WHAT IS BEING ASKED:
Return all entries precisely as they stand, without the images.

PROVIDED ENTRIES:
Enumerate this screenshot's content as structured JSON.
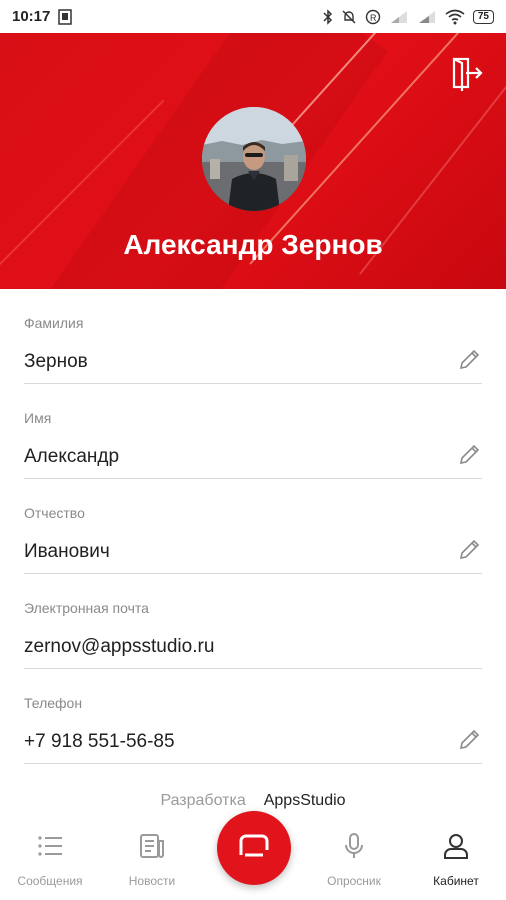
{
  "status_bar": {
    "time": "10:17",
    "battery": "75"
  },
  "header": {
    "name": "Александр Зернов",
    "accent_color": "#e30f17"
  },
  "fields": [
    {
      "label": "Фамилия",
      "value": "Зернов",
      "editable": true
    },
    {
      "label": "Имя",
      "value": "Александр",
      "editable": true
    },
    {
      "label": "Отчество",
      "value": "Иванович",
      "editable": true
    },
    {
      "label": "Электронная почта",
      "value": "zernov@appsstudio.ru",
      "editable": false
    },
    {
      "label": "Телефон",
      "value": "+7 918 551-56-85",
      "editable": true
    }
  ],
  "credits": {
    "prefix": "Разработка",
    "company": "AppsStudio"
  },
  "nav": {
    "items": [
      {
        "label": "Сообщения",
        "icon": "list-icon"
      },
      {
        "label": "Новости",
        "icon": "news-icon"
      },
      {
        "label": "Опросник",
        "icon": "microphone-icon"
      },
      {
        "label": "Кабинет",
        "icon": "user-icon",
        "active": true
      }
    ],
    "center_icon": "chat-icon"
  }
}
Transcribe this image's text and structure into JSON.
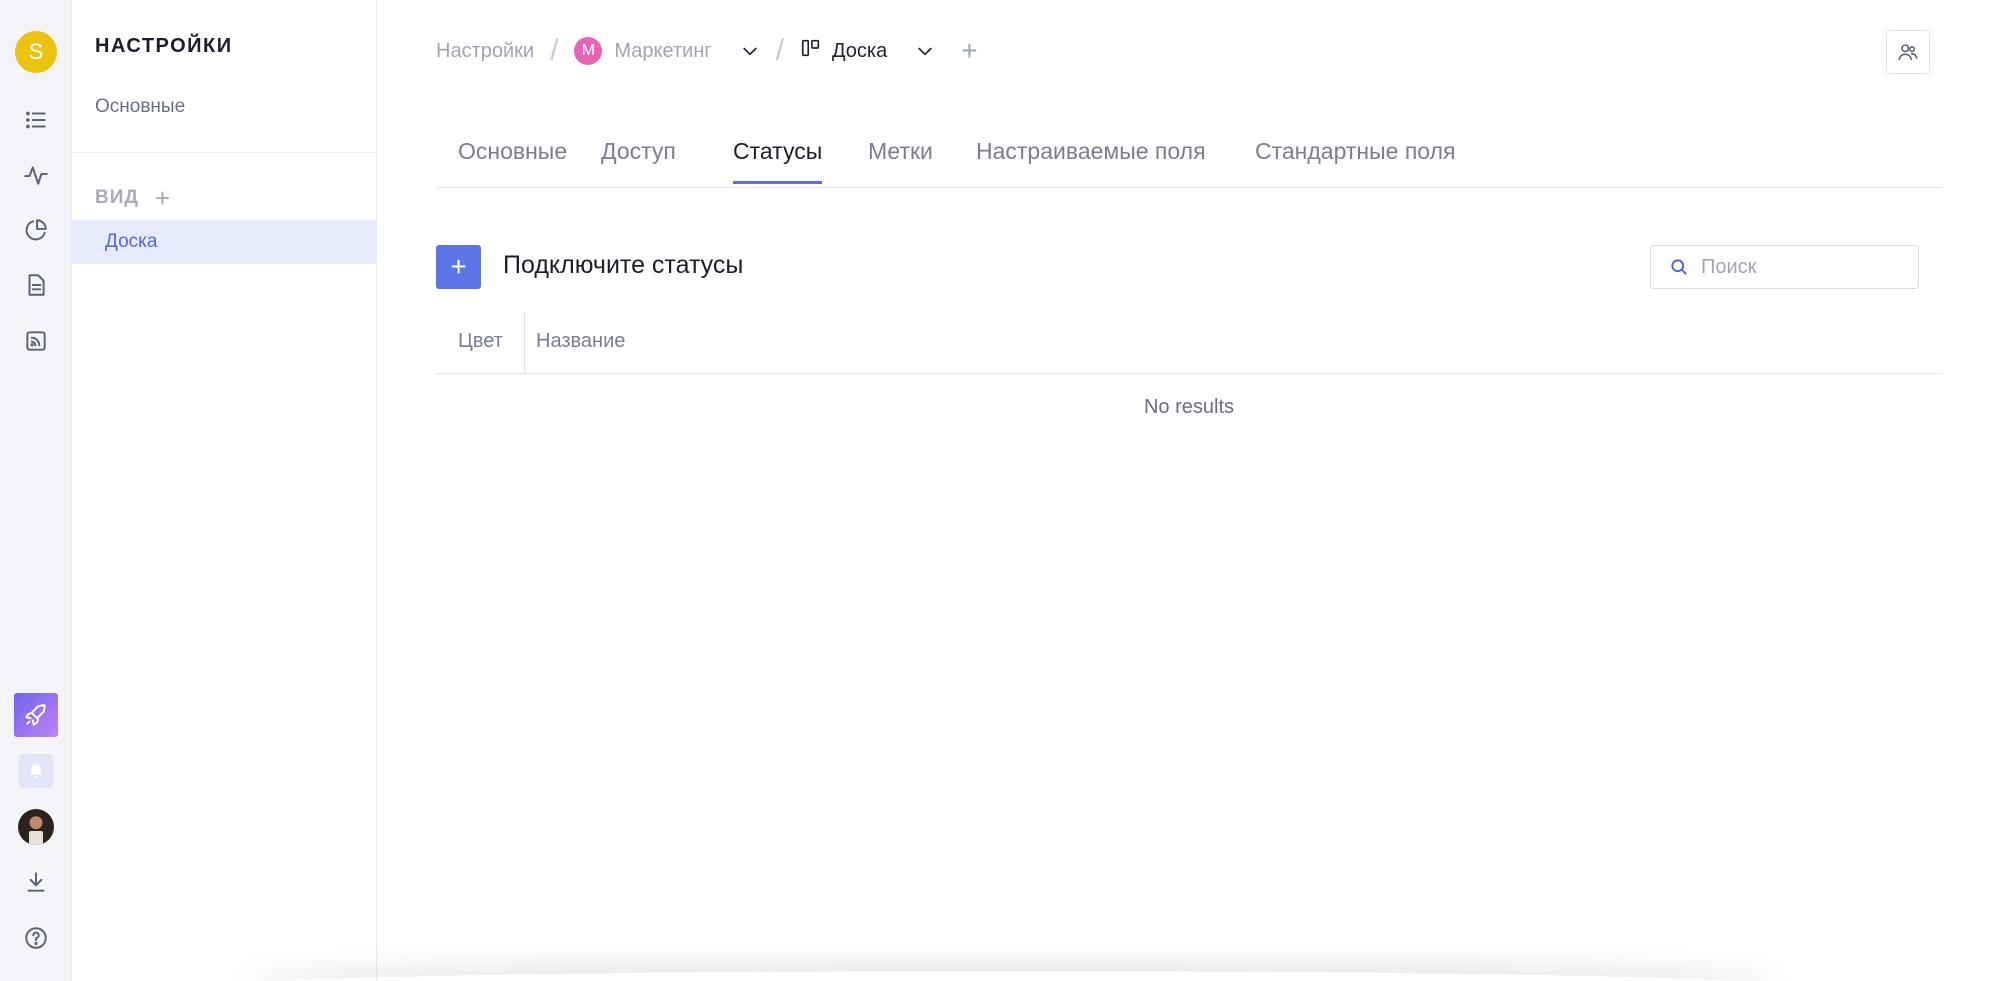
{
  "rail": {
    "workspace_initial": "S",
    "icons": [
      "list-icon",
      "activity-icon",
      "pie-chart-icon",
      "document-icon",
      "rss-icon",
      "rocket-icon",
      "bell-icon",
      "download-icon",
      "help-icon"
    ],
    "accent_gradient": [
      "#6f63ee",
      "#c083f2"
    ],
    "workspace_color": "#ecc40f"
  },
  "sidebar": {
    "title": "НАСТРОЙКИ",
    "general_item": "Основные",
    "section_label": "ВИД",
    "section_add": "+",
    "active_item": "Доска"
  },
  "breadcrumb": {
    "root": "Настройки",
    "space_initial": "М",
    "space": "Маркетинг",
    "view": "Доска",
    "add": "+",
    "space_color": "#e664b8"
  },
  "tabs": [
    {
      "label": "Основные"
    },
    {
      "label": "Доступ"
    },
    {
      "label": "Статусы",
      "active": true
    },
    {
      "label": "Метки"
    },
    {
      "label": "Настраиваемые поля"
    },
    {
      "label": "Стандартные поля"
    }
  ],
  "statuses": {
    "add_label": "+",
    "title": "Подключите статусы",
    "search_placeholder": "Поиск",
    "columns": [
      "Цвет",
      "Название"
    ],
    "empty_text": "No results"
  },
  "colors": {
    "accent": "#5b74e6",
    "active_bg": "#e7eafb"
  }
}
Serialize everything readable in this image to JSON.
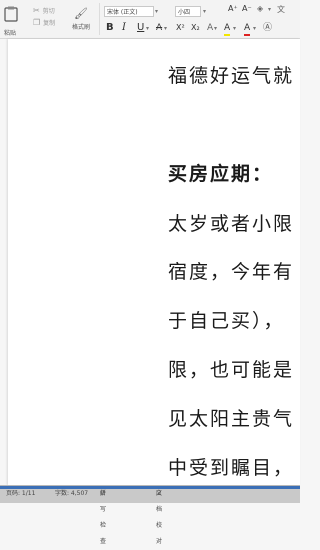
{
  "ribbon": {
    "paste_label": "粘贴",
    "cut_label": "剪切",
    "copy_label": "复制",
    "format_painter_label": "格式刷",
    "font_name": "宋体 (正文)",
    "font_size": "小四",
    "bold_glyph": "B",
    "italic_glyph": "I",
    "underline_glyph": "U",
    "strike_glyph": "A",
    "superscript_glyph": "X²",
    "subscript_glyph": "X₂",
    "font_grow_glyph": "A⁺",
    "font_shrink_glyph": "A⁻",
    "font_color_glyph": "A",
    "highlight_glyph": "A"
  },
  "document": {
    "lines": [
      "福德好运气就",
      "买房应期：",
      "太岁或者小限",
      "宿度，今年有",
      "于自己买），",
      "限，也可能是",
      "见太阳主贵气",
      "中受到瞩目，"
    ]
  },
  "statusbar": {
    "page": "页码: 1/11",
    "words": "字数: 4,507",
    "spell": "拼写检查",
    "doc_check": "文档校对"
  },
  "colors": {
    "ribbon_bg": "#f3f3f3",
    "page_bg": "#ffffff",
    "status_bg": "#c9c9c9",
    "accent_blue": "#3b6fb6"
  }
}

RESPONSE FOR THIS EXERCISE:
Enumerate this screenshot's content as structured JSON.
{
  "status_bar": {
    "time": "10:17",
    "battery": "75"
  },
  "header": {
    "name": "Александр Зернов",
    "accent_color": "#e30f17"
  },
  "fields": [
    {
      "label": "Фамилия",
      "value": "Зернов",
      "editable": true
    },
    {
      "label": "Имя",
      "value": "Александр",
      "editable": true
    },
    {
      "label": "Отчество",
      "value": "Иванович",
      "editable": true
    },
    {
      "label": "Электронная почта",
      "value": "zernov@appsstudio.ru",
      "editable": false
    },
    {
      "label": "Телефон",
      "value": "+7 918 551-56-85",
      "editable": true
    }
  ],
  "credits": {
    "prefix": "Разработка",
    "company": "AppsStudio"
  },
  "nav": {
    "items": [
      {
        "label": "Сообщения",
        "icon": "list-icon"
      },
      {
        "label": "Новости",
        "icon": "news-icon"
      },
      {
        "label": "Опросник",
        "icon": "microphone-icon"
      },
      {
        "label": "Кабинет",
        "icon": "user-icon",
        "active": true
      }
    ],
    "center_icon": "chat-icon"
  }
}
Transcribe this image's text and structure into JSON.
{
  "rail": {
    "workspace_initial": "S",
    "icons": [
      "list-icon",
      "activity-icon",
      "pie-chart-icon",
      "document-icon",
      "rss-icon",
      "rocket-icon",
      "bell-icon",
      "download-icon",
      "help-icon"
    ],
    "accent_gradient": [
      "#6f63ee",
      "#c083f2"
    ],
    "workspace_color": "#ecc40f"
  },
  "sidebar": {
    "title": "НАСТРОЙКИ",
    "general_item": "Основные",
    "section_label": "ВИД",
    "section_add": "+",
    "active_item": "Доска"
  },
  "breadcrumb": {
    "root": "Настройки",
    "space_initial": "М",
    "space": "Маркетинг",
    "view": "Доска",
    "add": "+",
    "space_color": "#e664b8"
  },
  "tabs": [
    {
      "label": "Основные"
    },
    {
      "label": "Доступ"
    },
    {
      "label": "Статусы",
      "active": true
    },
    {
      "label": "Метки"
    },
    {
      "label": "Настраиваемые поля"
    },
    {
      "label": "Стандартные поля"
    }
  ],
  "statuses": {
    "add_label": "+",
    "title": "Подключите статусы",
    "search_placeholder": "Поиск",
    "columns": [
      "Цвет",
      "Название"
    ],
    "empty_text": "No results"
  },
  "colors": {
    "accent": "#5b74e6",
    "active_bg": "#e7eafb"
  }
}
Serialize everything readable in this image to JSON.
{
  "ribbon": {
    "paste_label": "粘贴",
    "cut_label": "剪切",
    "copy_label": "复制",
    "format_painter_label": "格式刷",
    "font_name": "宋体 (正文)",
    "font_size": "小四",
    "bold_glyph": "B",
    "italic_glyph": "I",
    "underline_glyph": "U",
    "strike_glyph": "A",
    "superscript_glyph": "X²",
    "subscript_glyph": "X₂",
    "font_grow_glyph": "A⁺",
    "font_shrink_glyph": "A⁻",
    "font_color_glyph": "A",
    "highlight_glyph": "A"
  },
  "document": {
    "lines": [
      "福德好运气就",
      "买房应期：",
      "太岁或者小限",
      "宿度，今年有",
      "于自己买），",
      "限，也可能是",
      "见太阳主贵气",
      "中受到瞩目，"
    ]
  },
  "statusbar": {
    "page": "页码: 1/11",
    "words": "字数: 4,507",
    "spell": "拼写检查",
    "doc_check": "文档校对"
  },
  "colors": {
    "ribbon_bg": "#f3f3f3",
    "page_bg": "#ffffff",
    "status_bg": "#c9c9c9",
    "accent_blue": "#3b6fb6"
  }
}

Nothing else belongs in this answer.